BRIEF:
Go through the records and extract every line with the word "medeniyet".

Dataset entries
──────────────────────────────
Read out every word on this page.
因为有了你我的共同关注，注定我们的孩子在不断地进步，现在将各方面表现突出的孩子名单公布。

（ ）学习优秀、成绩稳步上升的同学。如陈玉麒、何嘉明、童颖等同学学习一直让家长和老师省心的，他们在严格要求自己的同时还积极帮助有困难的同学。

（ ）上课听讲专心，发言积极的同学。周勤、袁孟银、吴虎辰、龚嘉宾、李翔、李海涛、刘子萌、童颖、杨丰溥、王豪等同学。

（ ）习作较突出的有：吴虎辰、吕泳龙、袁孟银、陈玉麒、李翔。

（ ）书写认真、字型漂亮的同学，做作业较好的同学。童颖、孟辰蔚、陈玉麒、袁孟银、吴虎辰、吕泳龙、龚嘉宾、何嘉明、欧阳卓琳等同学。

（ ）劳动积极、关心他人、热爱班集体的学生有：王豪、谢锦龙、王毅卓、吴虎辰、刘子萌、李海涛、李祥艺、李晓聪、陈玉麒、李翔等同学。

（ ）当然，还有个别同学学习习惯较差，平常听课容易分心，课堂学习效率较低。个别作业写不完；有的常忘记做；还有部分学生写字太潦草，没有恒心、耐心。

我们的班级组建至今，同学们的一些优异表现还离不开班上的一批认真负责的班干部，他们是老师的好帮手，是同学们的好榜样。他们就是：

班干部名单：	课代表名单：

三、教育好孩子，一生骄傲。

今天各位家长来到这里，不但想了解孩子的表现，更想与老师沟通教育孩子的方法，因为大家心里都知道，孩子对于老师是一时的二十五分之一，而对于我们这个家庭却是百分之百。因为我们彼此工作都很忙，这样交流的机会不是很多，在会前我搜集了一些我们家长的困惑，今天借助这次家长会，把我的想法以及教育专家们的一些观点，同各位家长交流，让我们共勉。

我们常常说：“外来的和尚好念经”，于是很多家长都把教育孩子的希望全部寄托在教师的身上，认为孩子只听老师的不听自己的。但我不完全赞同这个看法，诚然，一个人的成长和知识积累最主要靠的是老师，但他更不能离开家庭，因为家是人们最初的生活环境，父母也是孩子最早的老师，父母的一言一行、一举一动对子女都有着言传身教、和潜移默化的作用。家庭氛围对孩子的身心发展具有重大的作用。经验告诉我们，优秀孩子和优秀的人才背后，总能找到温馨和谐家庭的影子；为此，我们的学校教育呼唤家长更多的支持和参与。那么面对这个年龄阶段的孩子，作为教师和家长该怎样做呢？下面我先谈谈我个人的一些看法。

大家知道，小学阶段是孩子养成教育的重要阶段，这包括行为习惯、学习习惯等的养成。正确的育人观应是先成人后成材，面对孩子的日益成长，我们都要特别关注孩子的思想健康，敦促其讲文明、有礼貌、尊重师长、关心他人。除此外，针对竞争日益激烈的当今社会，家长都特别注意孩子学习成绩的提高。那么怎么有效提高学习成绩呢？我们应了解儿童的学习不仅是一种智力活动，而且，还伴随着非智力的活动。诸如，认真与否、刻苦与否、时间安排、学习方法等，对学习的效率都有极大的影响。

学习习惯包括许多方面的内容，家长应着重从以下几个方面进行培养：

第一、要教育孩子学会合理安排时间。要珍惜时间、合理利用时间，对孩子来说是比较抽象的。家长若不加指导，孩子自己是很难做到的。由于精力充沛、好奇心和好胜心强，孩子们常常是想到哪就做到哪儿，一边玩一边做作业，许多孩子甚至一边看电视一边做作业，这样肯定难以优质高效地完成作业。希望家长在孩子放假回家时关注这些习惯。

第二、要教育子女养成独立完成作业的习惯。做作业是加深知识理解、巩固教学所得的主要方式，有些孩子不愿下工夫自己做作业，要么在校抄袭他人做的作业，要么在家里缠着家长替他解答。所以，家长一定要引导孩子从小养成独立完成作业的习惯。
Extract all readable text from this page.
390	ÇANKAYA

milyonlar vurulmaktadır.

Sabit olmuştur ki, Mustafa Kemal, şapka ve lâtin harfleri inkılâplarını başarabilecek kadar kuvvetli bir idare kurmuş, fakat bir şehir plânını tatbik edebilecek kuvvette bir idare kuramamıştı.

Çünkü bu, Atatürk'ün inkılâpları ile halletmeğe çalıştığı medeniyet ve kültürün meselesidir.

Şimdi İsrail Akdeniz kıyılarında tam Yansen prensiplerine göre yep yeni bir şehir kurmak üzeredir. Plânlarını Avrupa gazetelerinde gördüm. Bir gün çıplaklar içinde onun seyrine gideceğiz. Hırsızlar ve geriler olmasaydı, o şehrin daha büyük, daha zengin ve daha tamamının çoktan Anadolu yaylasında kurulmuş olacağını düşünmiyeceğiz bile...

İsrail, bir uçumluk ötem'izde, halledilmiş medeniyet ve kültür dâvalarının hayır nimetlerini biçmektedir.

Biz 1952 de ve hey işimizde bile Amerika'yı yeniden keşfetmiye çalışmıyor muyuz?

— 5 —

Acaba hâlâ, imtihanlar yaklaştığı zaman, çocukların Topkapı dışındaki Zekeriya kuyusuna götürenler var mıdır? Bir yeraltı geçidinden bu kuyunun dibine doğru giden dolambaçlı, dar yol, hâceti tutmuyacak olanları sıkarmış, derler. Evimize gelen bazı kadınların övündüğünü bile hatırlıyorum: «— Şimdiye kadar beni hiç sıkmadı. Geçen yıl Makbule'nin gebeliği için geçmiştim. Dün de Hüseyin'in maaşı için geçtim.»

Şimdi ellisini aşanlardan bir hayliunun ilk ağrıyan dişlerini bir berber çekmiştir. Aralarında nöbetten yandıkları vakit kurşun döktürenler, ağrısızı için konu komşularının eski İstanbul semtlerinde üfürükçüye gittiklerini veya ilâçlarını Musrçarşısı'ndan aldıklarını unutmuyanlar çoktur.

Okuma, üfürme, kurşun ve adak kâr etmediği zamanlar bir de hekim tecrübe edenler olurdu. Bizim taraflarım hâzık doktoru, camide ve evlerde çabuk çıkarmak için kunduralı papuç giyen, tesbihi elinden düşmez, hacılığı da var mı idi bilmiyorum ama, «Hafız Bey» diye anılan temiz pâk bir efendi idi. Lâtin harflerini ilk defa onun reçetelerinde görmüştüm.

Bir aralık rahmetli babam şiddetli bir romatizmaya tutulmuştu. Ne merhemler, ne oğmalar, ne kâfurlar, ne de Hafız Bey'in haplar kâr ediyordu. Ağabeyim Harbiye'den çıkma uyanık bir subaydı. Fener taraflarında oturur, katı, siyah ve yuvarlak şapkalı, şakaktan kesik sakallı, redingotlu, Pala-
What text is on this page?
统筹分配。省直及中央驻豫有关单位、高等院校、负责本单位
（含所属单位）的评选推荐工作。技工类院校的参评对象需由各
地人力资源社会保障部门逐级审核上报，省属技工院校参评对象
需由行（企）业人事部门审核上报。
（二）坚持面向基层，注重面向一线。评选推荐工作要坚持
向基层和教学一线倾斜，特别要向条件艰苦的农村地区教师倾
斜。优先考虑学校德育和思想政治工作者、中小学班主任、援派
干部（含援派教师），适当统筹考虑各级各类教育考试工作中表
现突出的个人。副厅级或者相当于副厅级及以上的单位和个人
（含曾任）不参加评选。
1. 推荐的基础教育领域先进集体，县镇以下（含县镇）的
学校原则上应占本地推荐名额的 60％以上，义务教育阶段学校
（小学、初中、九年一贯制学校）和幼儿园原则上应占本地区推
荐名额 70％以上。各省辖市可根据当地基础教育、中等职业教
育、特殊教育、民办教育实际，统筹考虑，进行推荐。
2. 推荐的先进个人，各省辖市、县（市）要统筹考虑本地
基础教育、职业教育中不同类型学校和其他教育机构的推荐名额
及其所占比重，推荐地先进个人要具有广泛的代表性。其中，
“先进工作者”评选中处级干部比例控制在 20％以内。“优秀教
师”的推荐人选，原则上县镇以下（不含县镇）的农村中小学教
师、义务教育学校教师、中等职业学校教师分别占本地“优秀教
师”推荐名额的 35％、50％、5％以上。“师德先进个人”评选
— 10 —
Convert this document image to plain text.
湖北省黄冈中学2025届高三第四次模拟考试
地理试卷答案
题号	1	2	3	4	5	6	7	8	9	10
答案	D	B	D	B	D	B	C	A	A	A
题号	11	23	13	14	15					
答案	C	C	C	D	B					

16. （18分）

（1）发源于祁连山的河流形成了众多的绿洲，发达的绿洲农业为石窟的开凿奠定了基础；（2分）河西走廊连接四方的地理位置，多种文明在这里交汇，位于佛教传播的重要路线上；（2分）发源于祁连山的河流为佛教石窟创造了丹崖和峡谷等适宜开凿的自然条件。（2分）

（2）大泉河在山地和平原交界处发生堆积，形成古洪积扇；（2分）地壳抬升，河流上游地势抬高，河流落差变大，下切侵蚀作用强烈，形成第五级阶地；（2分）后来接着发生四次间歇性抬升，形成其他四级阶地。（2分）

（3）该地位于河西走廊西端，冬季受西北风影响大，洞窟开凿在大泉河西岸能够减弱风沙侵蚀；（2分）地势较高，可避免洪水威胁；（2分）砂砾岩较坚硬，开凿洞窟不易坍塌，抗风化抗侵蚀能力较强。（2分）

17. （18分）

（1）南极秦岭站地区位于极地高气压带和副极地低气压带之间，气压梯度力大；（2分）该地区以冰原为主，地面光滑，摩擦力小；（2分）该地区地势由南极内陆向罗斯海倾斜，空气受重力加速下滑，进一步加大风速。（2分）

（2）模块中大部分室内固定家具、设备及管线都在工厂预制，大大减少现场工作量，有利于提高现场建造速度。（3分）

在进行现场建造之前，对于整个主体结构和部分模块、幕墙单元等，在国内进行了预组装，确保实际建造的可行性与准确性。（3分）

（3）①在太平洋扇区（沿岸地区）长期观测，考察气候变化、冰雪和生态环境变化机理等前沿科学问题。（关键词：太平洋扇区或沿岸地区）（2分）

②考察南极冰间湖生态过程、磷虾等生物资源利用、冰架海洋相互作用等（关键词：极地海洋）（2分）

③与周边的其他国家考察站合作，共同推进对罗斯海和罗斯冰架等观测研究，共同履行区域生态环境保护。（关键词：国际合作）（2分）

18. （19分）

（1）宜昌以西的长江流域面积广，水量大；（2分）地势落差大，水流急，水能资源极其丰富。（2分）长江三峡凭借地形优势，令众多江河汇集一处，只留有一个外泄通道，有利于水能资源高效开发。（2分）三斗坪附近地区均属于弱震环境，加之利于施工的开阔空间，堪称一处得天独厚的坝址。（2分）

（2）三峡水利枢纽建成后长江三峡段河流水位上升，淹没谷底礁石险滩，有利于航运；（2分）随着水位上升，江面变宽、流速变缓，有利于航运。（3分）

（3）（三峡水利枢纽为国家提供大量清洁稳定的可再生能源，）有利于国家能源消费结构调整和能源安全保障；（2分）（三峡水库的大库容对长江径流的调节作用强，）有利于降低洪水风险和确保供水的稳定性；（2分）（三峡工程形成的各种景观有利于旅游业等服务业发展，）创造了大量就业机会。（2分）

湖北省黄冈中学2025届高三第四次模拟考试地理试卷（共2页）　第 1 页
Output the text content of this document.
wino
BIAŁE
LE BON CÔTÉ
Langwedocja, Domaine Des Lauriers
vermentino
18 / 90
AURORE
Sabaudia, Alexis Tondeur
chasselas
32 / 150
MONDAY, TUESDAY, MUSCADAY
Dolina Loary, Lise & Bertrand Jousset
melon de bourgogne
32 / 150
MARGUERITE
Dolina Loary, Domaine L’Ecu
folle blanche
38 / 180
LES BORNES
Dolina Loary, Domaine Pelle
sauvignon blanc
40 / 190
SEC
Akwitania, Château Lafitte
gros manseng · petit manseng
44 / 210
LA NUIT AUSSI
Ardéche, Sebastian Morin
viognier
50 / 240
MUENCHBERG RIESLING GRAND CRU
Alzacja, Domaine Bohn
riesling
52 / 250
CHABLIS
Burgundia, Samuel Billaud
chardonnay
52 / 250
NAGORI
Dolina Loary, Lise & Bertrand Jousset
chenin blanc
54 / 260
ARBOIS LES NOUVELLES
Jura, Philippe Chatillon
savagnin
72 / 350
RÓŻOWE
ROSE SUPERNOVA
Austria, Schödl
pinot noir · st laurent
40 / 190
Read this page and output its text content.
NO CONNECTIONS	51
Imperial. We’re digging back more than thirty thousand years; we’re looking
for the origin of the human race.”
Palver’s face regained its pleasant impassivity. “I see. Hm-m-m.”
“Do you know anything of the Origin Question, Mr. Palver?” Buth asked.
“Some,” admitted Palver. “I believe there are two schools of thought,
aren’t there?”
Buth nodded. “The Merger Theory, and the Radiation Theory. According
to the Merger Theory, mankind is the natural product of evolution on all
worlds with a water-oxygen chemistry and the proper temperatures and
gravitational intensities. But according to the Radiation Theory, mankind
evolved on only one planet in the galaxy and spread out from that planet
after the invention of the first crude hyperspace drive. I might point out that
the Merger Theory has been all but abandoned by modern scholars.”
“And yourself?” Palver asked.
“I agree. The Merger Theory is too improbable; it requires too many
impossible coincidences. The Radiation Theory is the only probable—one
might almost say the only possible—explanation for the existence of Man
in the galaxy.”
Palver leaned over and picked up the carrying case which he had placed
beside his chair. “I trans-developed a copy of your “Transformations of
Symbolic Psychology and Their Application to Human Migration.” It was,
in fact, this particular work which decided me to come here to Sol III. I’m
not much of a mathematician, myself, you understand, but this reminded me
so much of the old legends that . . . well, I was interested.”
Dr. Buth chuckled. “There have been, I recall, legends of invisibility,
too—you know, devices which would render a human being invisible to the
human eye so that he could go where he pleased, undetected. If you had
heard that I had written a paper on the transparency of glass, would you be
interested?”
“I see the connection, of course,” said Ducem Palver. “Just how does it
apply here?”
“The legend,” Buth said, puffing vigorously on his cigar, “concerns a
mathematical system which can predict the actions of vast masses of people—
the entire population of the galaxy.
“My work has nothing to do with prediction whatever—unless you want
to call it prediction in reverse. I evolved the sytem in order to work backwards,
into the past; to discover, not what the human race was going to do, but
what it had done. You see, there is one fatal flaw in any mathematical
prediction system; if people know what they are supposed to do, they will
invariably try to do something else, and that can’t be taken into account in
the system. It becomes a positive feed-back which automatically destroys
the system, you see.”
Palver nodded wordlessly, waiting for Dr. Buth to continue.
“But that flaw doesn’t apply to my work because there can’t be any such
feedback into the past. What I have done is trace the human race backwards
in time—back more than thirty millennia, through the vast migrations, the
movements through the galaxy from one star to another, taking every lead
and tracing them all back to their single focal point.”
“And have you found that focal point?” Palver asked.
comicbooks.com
──────────────────────────────
REPLY TO THE TASK:
Çünkü bu, Atatürk'ün inkılâpları ile halletmeğe çalıştığı medeniyet ve kültürün meselesidir.
İsrail, bir uçumluk ötem'izde, halledilmiş medeniyet ve kültür dâvalarının hayır nimetlerini biçmektedir.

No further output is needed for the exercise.